TASK GOAL » Look through the material below. Copy each line that contains the string "connected".
═════ SUPPLIED DATA ═════
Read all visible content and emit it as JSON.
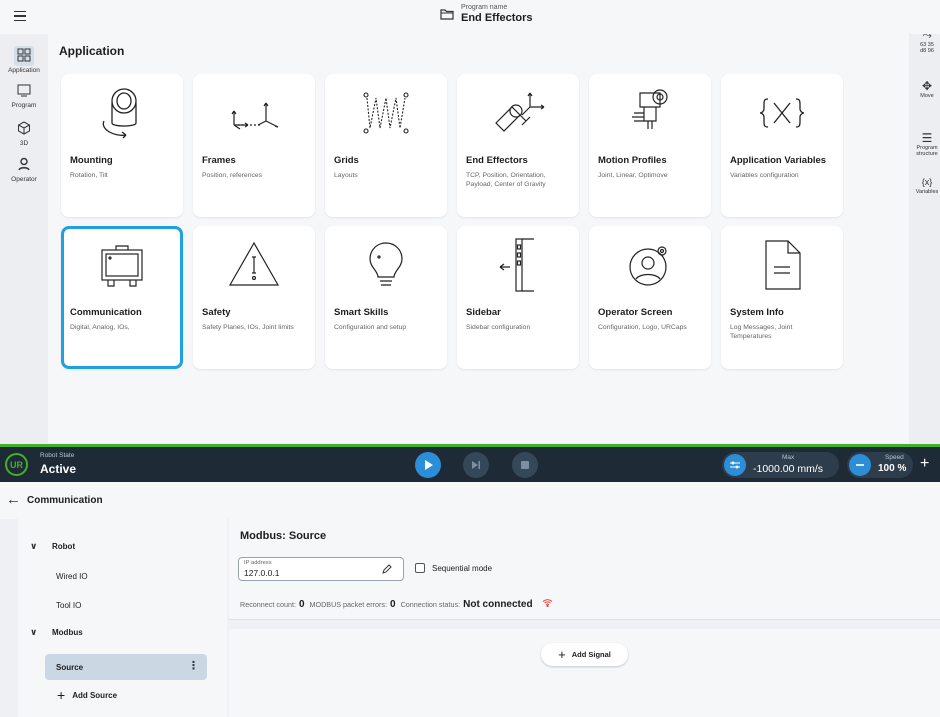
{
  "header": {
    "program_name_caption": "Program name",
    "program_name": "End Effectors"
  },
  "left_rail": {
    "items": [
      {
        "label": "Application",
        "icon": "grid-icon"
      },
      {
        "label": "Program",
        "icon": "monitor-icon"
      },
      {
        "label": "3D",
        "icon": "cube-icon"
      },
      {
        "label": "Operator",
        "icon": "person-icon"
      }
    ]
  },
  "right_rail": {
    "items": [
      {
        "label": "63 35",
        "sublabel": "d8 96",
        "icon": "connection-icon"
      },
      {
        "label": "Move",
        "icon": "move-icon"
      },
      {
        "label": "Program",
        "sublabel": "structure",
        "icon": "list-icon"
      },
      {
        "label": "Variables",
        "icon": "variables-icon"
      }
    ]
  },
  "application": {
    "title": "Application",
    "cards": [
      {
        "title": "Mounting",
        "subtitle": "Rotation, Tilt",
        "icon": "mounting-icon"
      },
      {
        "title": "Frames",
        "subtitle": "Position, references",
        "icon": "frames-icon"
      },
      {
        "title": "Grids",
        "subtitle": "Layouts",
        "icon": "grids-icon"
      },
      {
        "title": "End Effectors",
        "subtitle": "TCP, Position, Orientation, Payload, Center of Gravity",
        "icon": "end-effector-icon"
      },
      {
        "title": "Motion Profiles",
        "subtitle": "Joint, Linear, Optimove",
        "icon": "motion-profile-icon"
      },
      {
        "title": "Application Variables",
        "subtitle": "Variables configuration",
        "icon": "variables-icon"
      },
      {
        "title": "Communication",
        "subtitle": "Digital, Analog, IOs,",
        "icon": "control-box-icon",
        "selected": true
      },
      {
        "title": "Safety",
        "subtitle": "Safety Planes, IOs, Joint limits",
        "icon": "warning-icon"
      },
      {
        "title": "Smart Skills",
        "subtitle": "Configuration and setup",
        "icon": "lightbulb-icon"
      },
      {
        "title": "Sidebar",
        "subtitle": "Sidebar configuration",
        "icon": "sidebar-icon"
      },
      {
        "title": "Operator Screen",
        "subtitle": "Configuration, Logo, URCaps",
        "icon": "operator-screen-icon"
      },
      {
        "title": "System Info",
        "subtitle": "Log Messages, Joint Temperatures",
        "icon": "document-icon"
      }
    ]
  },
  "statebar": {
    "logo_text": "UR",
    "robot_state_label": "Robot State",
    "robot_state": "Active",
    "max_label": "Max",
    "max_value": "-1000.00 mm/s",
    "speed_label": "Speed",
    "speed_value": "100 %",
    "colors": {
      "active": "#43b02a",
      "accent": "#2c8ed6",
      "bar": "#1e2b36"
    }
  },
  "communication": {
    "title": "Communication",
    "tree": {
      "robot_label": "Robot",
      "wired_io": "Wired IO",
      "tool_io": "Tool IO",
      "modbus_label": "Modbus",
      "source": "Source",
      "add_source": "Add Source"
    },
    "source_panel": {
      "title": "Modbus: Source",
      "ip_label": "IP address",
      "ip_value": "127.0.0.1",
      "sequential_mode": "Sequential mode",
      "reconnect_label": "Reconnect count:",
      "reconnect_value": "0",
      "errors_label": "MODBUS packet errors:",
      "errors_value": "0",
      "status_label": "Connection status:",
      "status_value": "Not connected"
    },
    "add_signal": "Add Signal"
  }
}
═════
═════ SUPPLIED DATA ═════
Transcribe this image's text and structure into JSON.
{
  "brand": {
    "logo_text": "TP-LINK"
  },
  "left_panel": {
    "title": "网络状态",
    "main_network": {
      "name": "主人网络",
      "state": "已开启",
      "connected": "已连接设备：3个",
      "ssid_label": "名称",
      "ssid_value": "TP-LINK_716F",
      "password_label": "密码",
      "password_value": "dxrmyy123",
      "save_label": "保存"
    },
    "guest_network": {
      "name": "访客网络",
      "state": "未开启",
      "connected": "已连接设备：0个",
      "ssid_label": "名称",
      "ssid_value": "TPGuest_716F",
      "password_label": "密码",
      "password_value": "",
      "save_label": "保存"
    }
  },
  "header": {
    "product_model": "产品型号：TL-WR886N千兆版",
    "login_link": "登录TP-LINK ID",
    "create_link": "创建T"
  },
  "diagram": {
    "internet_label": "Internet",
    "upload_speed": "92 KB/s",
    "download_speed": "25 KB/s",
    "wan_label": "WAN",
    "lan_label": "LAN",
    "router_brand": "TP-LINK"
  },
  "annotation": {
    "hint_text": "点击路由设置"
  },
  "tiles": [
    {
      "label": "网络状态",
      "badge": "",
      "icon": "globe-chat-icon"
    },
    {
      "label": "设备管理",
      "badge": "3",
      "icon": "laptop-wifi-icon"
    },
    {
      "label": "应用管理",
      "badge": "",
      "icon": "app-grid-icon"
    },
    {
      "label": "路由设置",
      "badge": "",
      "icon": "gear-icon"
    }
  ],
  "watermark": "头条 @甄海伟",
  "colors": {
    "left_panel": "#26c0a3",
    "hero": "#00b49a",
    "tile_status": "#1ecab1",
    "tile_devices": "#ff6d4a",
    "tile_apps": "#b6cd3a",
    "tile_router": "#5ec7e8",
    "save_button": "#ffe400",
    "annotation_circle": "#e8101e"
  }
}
═════
THE COMPLETED TASK »
      "status_value": "Not connected"
      "connected": "已连接设备：3个",
      "connected": "已连接设备：0个",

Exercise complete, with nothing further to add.